What needs to be done — Search the material for the word "will" and copy each line that holds it.

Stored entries
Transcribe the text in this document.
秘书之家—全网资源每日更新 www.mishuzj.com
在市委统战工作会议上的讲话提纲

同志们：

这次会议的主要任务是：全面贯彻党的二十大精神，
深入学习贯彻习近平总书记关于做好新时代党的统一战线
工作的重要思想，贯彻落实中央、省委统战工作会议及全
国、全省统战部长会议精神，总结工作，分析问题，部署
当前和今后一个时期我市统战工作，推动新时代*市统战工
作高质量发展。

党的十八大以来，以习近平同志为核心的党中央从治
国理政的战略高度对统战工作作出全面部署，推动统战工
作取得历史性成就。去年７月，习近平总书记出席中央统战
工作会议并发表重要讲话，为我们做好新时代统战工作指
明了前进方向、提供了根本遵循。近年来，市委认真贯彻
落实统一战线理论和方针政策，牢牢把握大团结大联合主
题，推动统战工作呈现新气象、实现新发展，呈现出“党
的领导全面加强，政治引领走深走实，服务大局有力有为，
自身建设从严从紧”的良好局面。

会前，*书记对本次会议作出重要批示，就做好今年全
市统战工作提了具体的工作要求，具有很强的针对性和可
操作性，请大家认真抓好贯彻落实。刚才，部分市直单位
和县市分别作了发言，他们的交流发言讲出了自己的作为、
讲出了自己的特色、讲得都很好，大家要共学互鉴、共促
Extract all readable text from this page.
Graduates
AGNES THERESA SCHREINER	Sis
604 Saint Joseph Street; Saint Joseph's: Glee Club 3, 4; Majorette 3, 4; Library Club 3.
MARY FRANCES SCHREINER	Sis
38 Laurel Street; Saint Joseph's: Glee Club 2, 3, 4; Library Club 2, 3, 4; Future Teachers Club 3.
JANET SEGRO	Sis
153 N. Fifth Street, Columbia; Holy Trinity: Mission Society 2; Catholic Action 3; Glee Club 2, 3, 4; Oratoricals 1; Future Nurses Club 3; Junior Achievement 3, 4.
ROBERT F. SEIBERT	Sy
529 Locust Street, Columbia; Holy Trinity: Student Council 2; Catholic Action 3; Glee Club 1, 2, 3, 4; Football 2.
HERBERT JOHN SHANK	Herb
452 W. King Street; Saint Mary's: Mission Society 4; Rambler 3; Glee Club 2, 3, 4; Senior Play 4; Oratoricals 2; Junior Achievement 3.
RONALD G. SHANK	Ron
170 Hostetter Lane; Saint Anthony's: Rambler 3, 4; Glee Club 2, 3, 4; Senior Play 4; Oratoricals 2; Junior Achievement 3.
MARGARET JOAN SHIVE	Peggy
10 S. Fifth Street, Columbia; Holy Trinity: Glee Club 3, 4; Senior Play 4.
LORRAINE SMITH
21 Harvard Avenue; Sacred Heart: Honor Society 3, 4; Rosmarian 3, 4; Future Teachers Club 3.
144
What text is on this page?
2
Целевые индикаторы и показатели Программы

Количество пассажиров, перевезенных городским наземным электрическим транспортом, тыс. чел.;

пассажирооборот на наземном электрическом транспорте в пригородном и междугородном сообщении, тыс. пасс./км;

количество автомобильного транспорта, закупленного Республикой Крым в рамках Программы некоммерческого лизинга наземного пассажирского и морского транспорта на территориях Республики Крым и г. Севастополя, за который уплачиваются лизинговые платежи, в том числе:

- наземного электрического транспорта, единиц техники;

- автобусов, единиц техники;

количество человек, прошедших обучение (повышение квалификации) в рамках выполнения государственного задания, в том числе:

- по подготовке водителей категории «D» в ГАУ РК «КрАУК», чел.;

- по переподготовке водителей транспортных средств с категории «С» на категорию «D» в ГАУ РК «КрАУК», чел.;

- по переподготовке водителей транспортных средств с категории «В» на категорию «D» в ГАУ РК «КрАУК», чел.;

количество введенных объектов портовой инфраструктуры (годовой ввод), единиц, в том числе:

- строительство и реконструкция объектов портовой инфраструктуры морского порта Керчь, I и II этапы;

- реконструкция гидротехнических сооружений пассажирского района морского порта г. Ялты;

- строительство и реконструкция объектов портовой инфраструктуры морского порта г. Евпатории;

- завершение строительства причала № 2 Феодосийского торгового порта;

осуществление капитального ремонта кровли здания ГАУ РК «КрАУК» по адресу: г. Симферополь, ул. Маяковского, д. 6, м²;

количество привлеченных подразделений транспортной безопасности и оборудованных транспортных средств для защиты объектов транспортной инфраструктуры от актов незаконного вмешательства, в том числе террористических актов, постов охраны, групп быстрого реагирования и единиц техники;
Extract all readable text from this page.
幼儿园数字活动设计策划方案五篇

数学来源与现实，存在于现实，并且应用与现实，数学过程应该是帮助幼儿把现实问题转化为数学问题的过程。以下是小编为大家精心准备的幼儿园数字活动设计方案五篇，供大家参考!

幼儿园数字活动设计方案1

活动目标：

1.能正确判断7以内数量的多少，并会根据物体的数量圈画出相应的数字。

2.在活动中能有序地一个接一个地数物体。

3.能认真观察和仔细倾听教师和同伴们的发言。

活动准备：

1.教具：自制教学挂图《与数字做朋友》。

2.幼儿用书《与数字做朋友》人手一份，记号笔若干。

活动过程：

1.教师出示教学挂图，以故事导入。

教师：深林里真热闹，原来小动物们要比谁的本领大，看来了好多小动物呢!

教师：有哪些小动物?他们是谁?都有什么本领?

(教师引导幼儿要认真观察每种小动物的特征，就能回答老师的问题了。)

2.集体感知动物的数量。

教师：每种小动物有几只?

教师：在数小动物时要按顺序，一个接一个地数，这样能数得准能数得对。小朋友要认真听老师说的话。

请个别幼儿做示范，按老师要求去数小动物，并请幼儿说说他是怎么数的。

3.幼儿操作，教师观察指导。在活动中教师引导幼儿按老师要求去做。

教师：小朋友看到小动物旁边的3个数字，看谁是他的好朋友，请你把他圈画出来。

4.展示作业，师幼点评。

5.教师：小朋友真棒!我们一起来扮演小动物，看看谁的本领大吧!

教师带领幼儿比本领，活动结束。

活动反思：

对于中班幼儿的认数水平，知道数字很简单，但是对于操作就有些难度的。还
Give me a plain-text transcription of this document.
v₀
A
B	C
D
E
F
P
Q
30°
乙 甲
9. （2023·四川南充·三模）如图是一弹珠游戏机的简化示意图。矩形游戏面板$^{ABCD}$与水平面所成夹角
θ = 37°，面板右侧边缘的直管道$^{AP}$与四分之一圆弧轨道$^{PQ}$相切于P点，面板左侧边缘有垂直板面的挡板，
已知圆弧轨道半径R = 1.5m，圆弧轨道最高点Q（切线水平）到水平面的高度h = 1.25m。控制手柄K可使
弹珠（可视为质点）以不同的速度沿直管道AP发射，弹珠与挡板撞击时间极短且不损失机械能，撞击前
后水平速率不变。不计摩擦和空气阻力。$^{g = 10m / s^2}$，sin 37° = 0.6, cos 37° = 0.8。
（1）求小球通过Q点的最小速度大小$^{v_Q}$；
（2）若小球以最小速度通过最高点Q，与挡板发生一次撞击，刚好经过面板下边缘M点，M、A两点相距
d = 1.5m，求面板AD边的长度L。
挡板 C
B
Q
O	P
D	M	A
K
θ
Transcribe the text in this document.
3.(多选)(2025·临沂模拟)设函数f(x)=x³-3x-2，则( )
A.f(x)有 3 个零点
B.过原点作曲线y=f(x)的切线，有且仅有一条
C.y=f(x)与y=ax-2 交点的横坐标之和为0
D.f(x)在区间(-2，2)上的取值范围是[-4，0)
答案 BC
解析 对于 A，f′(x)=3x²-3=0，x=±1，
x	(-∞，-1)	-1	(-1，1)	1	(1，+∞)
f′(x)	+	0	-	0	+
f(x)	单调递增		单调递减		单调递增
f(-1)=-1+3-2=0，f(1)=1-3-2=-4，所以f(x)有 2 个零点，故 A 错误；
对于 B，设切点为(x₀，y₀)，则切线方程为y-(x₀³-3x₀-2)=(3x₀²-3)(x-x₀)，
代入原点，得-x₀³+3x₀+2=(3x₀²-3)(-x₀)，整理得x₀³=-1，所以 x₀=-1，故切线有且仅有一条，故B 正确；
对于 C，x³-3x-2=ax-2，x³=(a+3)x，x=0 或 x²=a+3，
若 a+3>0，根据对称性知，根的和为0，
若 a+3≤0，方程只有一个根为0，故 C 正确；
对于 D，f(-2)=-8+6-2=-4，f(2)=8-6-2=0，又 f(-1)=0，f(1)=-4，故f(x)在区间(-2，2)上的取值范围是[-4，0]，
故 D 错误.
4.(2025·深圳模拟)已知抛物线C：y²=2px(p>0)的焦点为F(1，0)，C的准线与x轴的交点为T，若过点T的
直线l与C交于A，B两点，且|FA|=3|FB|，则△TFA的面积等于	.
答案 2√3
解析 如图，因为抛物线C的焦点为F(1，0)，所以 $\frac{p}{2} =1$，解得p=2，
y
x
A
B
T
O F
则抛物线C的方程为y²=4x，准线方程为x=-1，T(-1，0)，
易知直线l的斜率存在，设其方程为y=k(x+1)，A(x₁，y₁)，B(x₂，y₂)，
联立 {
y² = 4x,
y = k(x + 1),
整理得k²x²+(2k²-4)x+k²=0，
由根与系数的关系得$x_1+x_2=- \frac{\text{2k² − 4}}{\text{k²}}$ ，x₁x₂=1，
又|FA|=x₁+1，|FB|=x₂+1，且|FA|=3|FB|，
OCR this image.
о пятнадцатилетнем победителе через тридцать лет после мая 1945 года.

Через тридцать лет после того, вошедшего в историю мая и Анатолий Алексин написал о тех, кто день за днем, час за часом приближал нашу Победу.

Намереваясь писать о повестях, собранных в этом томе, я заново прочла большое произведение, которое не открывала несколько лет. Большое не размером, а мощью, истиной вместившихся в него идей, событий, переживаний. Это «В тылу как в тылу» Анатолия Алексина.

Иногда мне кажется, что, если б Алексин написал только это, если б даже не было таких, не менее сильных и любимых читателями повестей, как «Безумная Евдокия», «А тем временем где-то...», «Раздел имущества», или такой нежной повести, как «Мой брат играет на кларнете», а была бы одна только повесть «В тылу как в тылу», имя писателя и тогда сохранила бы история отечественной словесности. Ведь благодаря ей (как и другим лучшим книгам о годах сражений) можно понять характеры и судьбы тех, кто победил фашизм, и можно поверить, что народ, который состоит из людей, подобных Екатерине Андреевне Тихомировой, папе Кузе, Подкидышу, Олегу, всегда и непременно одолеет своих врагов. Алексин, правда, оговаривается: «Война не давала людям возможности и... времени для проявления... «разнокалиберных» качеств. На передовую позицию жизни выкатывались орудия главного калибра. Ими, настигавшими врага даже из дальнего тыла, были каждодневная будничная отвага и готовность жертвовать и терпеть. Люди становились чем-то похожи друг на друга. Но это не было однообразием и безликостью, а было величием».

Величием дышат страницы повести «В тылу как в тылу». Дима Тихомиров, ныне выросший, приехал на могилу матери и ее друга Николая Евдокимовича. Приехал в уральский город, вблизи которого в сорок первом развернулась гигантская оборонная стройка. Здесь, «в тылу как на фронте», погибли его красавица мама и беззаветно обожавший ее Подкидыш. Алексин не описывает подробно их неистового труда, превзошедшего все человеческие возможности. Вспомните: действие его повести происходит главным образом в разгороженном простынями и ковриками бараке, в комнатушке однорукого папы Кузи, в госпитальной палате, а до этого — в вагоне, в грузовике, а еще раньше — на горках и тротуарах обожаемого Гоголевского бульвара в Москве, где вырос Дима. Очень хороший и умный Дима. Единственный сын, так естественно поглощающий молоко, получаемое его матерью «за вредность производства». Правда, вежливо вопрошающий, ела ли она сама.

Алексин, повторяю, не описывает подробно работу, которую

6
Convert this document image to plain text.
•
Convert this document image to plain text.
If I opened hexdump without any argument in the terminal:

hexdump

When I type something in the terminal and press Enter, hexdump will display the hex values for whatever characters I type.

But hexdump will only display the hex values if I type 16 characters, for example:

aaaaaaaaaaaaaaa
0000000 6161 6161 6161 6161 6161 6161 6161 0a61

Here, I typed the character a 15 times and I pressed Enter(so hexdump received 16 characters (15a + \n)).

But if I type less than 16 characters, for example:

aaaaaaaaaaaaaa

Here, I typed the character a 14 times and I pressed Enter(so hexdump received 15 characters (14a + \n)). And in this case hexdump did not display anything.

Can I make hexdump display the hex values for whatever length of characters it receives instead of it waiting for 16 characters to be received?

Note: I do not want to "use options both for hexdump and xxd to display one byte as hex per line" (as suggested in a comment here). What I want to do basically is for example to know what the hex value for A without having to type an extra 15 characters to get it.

Exercise output —
When I type something in the terminal and press Enter, hexdump will display the hex values for whatever characters I type.
But hexdump will only display the hex values if I type 16 characters, for example:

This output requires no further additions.